[Given entries]
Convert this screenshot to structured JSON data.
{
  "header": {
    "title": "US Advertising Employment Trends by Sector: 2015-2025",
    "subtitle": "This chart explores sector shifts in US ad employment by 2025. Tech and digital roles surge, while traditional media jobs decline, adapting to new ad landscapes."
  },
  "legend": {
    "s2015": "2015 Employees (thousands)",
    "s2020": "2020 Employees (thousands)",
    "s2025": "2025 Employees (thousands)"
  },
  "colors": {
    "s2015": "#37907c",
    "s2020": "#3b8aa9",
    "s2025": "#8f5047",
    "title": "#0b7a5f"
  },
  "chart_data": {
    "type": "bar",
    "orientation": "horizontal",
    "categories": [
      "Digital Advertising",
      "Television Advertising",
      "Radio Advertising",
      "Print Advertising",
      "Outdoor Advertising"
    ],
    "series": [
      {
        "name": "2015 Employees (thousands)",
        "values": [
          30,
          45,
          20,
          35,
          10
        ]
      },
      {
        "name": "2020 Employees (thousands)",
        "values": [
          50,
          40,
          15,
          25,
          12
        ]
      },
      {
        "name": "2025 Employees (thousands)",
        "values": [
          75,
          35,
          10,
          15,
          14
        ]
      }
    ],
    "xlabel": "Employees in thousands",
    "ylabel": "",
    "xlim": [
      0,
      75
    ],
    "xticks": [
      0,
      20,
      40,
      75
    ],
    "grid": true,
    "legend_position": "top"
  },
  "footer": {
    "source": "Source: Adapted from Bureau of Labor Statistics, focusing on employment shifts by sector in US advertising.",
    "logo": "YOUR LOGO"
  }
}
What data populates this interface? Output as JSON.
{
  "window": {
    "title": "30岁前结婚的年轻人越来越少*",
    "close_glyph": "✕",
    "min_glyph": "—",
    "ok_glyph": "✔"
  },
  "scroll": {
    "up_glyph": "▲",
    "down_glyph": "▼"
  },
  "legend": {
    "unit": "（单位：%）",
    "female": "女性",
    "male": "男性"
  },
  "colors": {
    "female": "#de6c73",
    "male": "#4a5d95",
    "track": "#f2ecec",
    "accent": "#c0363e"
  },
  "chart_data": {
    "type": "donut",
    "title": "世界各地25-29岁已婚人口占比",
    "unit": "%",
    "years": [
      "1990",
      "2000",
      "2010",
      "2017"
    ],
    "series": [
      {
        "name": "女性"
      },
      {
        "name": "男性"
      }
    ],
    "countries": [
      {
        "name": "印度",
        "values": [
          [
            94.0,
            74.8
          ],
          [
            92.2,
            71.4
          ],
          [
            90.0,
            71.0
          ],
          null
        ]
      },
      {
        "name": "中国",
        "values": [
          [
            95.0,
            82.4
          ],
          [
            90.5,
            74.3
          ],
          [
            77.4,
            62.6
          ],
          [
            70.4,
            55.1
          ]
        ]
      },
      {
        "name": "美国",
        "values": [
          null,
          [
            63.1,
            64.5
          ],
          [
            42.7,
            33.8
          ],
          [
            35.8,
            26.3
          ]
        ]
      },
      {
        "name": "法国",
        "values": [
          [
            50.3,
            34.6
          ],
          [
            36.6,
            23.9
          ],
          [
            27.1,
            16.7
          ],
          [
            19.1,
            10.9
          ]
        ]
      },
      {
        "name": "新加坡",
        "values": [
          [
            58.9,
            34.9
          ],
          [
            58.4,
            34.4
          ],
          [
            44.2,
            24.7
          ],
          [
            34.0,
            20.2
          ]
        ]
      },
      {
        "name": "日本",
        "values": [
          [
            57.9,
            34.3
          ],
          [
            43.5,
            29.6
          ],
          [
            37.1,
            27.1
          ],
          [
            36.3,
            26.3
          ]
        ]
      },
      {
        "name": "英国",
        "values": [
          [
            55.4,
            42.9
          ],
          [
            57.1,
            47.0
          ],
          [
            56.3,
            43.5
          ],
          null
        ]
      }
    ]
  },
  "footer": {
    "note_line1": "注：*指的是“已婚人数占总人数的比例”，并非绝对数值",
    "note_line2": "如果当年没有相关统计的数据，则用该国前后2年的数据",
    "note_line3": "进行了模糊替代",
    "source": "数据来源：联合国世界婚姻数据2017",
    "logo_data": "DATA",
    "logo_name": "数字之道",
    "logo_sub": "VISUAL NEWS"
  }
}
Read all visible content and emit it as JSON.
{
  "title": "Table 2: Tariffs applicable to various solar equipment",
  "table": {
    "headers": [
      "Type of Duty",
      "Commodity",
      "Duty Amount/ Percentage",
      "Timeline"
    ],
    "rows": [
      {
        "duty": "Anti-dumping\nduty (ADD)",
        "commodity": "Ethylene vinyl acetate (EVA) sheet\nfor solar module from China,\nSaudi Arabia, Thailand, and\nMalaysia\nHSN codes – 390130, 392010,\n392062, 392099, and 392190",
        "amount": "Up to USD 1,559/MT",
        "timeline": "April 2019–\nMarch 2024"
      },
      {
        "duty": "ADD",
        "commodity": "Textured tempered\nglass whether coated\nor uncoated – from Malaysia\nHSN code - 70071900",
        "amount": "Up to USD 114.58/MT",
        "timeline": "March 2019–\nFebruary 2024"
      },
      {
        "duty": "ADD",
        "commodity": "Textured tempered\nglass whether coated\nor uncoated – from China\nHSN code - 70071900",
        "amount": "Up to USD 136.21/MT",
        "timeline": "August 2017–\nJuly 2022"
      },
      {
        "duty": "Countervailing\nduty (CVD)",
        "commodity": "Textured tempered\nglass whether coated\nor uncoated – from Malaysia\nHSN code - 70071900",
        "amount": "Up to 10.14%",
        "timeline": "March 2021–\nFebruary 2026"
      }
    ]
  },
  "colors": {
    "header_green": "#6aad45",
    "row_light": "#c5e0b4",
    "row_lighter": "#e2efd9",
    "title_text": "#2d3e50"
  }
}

[What is asked] Reproduce the whole listing word for word.

[Response to this task]
Convert this screenshot to structured JSON data.
{
  "header": {
    "title": "US Advertising Employment Trends by Sector: 2015-2025",
    "subtitle": "This chart explores sector shifts in US ad employment by 2025. Tech and digital roles surge, while traditional media jobs decline, adapting to new ad landscapes."
  },
  "legend": {
    "s2015": "2015 Employees (thousands)",
    "s2020": "2020 Employees (thousands)",
    "s2025": "2025 Employees (thousands)"
  },
  "colors": {
    "s2015": "#37907c",
    "s2020": "#3b8aa9",
    "s2025": "#8f5047",
    "title": "#0b7a5f"
  },
  "chart_data": {
    "type": "bar",
    "orientation": "horizontal",
    "categories": [
      "Digital Advertising",
      "Television Advertising",
      "Radio Advertising",
      "Print Advertising",
      "Outdoor Advertising"
    ],
    "series": [
      {
        "name": "2015 Employees (thousands)",
        "values": [
          30,
          45,
          20,
          35,
          10
        ]
      },
      {
        "name": "2020 Employees (thousands)",
        "values": [
          50,
          40,
          15,
          25,
          12
        ]
      },
      {
        "name": "2025 Employees (thousands)",
        "values": [
          75,
          35,
          10,
          15,
          14
        ]
      }
    ],
    "xlabel": "Employees in thousands",
    "ylabel": "",
    "xlim": [
      0,
      75
    ],
    "xticks": [
      0,
      20,
      40,
      75
    ],
    "grid": true,
    "legend_position": "top"
  },
  "footer": {
    "source": "Source: Adapted from Bureau of Labor Statistics, focusing on employment shifts by sector in US advertising.",
    "logo": "YOUR LOGO"
  }
}
What data populates this interface? Output as JSON.
{
  "window": {
    "title": "30岁前结婚的年轻人越来越少*",
    "close_glyph": "✕",
    "min_glyph": "—",
    "ok_glyph": "✔"
  },
  "scroll": {
    "up_glyph": "▲",
    "down_glyph": "▼"
  },
  "legend": {
    "unit": "（单位：%）",
    "female": "女性",
    "male": "男性"
  },
  "colors": {
    "female": "#de6c73",
    "male": "#4a5d95",
    "track": "#f2ecec",
    "accent": "#c0363e"
  },
  "chart_data": {
    "type": "donut",
    "title": "世界各地25-29岁已婚人口占比",
    "unit": "%",
    "years": [
      "1990",
      "2000",
      "2010",
      "2017"
    ],
    "series": [
      {
        "name": "女性"
      },
      {
        "name": "男性"
      }
    ],
    "countries": [
      {
        "name": "印度",
        "values": [
          [
            94.0,
            74.8
          ],
          [
            92.2,
            71.4
          ],
          [
            90.0,
            71.0
          ],
          null
        ]
      },
      {
        "name": "中国",
        "values": [
          [
            95.0,
            82.4
          ],
          [
            90.5,
            74.3
          ],
          [
            77.4,
            62.6
          ],
          [
            70.4,
            55.1
          ]
        ]
      },
      {
        "name": "美国",
        "values": [
          null,
          [
            63.1,
            64.5
          ],
          [
            42.7,
            33.8
          ],
          [
            35.8,
            26.3
          ]
        ]
      },
      {
        "name": "法国",
        "values": [
          [
            50.3,
            34.6
          ],
          [
            36.6,
            23.9
          ],
          [
            27.1,
            16.7
          ],
          [
            19.1,
            10.9
          ]
        ]
      },
      {
        "name": "新加坡",
        "values": [
          [
            58.9,
            34.9
          ],
          [
            58.4,
            34.4
          ],
          [
            44.2,
            24.7
          ],
          [
            34.0,
            20.2
          ]
        ]
      },
      {
        "name": "日本",
        "values": [
          [
            57.9,
            34.3
          ],
          [
            43.5,
            29.6
          ],
          [
            37.1,
            27.1
          ],
          [
            36.3,
            26.3
          ]
        ]
      },
      {
        "name": "英国",
        "values": [
          [
            55.4,
            42.9
          ],
          [
            57.1,
            47.0
          ],
          [
            56.3,
            43.5
          ],
          null
        ]
      }
    ]
  },
  "footer": {
    "note_line1": "注：*指的是“已婚人数占总人数的比例”，并非绝对数值",
    "note_line2": "如果当年没有相关统计的数据，则用该国前后2年的数据",
    "note_line3": "进行了模糊替代",
    "source": "数据来源：联合国世界婚姻数据2017",
    "logo_data": "DATA",
    "logo_name": "数字之道",
    "logo_sub": "VISUAL NEWS"
  }
}
Read all visible content and emit it as JSON.
{
  "title": "Table 2: Tariffs applicable to various solar equipment",
  "table": {
    "headers": [
      "Type of Duty",
      "Commodity",
      "Duty Amount/ Percentage",
      "Timeline"
    ],
    "rows": [
      {
        "duty": "Anti-dumping\nduty (ADD)",
        "commodity": "Ethylene vinyl acetate (EVA) sheet\nfor solar module from China,\nSaudi Arabia, Thailand, and\nMalaysia\nHSN codes – 390130, 392010,\n392062, 392099, and 392190",
        "amount": "Up to USD 1,559/MT",
        "timeline": "April 2019–\nMarch 2024"
      },
      {
        "duty": "ADD",
        "commodity": "Textured tempered\nglass whether coated\nor uncoated – from Malaysia\nHSN code - 70071900",
        "amount": "Up to USD 114.58/MT",
        "timeline": "March 2019–\nFebruary 2024"
      },
      {
        "duty": "ADD",
        "commodity": "Textured tempered\nglass whether coated\nor uncoated – from China\nHSN code - 70071900",
        "amount": "Up to USD 136.21/MT",
        "timeline": "August 2017–\nJuly 2022"
      },
      {
        "duty": "Countervailing\nduty (CVD)",
        "commodity": "Textured tempered\nglass whether coated\nor uncoated – from Malaysia\nHSN code - 70071900",
        "amount": "Up to 10.14%",
        "timeline": "March 2021–\nFebruary 2026"
      }
    ]
  },
  "colors": {
    "header_green": "#6aad45",
    "row_light": "#c5e0b4",
    "row_lighter": "#e2efd9",
    "title_text": "#2d3e50"
  }
}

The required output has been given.